• STATED GOAL
Every record that follows must be duplicated exactly, with images left out.

• DATA FOR THIS TASK
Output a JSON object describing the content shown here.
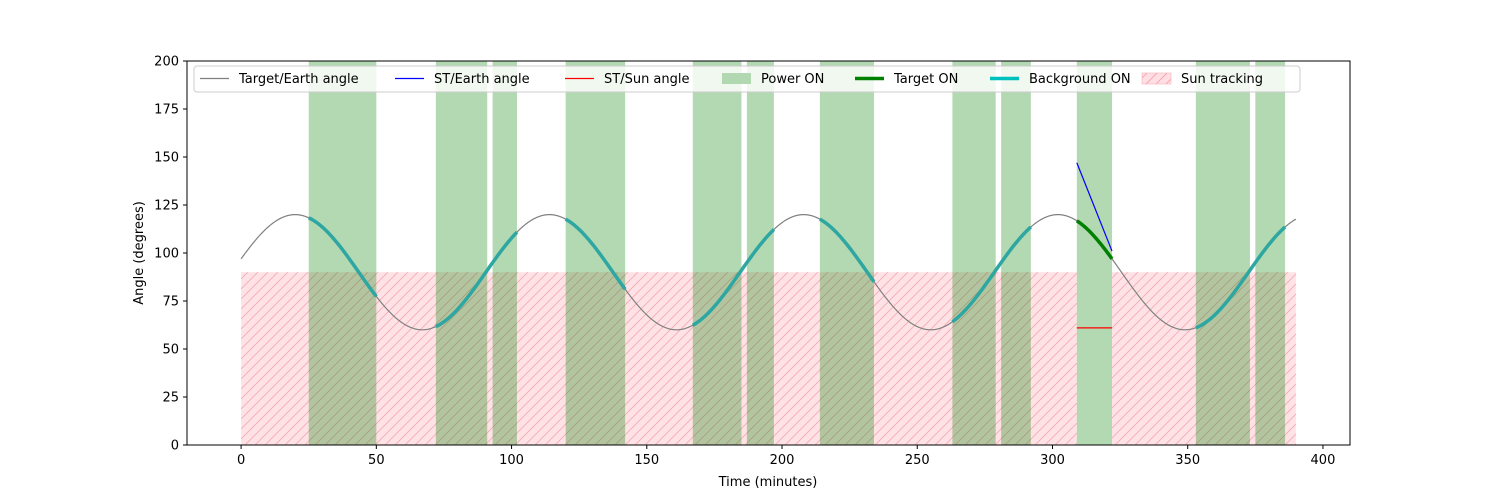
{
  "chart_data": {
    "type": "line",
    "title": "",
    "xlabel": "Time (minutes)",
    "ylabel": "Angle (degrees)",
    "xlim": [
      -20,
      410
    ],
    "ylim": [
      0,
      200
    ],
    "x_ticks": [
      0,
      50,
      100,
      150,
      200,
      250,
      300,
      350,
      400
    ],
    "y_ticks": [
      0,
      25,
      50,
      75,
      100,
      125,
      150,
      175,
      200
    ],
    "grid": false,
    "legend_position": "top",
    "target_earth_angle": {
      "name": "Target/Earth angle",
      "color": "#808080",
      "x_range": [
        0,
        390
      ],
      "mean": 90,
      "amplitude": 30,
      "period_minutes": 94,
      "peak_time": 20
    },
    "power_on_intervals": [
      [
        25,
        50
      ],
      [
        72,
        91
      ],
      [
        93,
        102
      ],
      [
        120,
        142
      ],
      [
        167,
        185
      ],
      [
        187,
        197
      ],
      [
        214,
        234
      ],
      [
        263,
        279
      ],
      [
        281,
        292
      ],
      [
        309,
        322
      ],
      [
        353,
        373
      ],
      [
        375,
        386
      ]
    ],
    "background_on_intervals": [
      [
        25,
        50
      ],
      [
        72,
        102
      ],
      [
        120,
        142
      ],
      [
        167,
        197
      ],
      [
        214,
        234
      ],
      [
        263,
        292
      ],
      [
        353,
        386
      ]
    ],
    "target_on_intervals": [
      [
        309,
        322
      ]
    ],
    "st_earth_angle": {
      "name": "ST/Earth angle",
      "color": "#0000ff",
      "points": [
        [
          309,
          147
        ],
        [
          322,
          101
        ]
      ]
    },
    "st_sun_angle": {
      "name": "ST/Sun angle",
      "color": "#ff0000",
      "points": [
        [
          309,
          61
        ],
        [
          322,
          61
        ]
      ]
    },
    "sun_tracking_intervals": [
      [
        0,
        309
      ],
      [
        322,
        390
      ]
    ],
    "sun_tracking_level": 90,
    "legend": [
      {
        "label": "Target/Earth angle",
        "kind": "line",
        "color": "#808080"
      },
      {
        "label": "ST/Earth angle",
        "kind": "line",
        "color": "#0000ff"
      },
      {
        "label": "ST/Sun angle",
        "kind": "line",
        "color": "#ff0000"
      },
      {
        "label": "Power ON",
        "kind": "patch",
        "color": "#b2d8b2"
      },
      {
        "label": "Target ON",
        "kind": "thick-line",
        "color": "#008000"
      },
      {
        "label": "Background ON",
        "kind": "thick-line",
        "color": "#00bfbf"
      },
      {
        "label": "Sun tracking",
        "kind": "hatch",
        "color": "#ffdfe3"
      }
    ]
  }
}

• SOLUTION TO THE EXERCISE
Output a JSON object describing the content shown here.
{
  "chart_data": {
    "type": "line",
    "title": "",
    "xlabel": "Time (minutes)",
    "ylabel": "Angle (degrees)",
    "xlim": [
      -20,
      410
    ],
    "ylim": [
      0,
      200
    ],
    "x_ticks": [
      0,
      50,
      100,
      150,
      200,
      250,
      300,
      350,
      400
    ],
    "y_ticks": [
      0,
      25,
      50,
      75,
      100,
      125,
      150,
      175,
      200
    ],
    "grid": false,
    "legend_position": "top",
    "target_earth_angle": {
      "name": "Target/Earth angle",
      "color": "#808080",
      "x_range": [
        0,
        390
      ],
      "mean": 90,
      "amplitude": 30,
      "period_minutes": 94,
      "peak_time": 20
    },
    "power_on_intervals": [
      [
        25,
        50
      ],
      [
        72,
        91
      ],
      [
        93,
        102
      ],
      [
        120,
        142
      ],
      [
        167,
        185
      ],
      [
        187,
        197
      ],
      [
        214,
        234
      ],
      [
        263,
        279
      ],
      [
        281,
        292
      ],
      [
        309,
        322
      ],
      [
        353,
        373
      ],
      [
        375,
        386
      ]
    ],
    "background_on_intervals": [
      [
        25,
        50
      ],
      [
        72,
        102
      ],
      [
        120,
        142
      ],
      [
        167,
        197
      ],
      [
        214,
        234
      ],
      [
        263,
        292
      ],
      [
        353,
        386
      ]
    ],
    "target_on_intervals": [
      [
        309,
        322
      ]
    ],
    "st_earth_angle": {
      "name": "ST/Earth angle",
      "color": "#0000ff",
      "points": [
        [
          309,
          147
        ],
        [
          322,
          101
        ]
      ]
    },
    "st_sun_angle": {
      "name": "ST/Sun angle",
      "color": "#ff0000",
      "points": [
        [
          309,
          61
        ],
        [
          322,
          61
        ]
      ]
    },
    "sun_tracking_intervals": [
      [
        0,
        309
      ],
      [
        322,
        390
      ]
    ],
    "sun_tracking_level": 90,
    "legend": [
      {
        "label": "Target/Earth angle",
        "kind": "line",
        "color": "#808080"
      },
      {
        "label": "ST/Earth angle",
        "kind": "line",
        "color": "#0000ff"
      },
      {
        "label": "ST/Sun angle",
        "kind": "line",
        "color": "#ff0000"
      },
      {
        "label": "Power ON",
        "kind": "patch",
        "color": "#b2d8b2"
      },
      {
        "label": "Target ON",
        "kind": "thick-line",
        "color": "#008000"
      },
      {
        "label": "Background ON",
        "kind": "thick-line",
        "color": "#00bfbf"
      },
      {
        "label": "Sun tracking",
        "kind": "hatch",
        "color": "#ffdfe3"
      }
    ]
  }
}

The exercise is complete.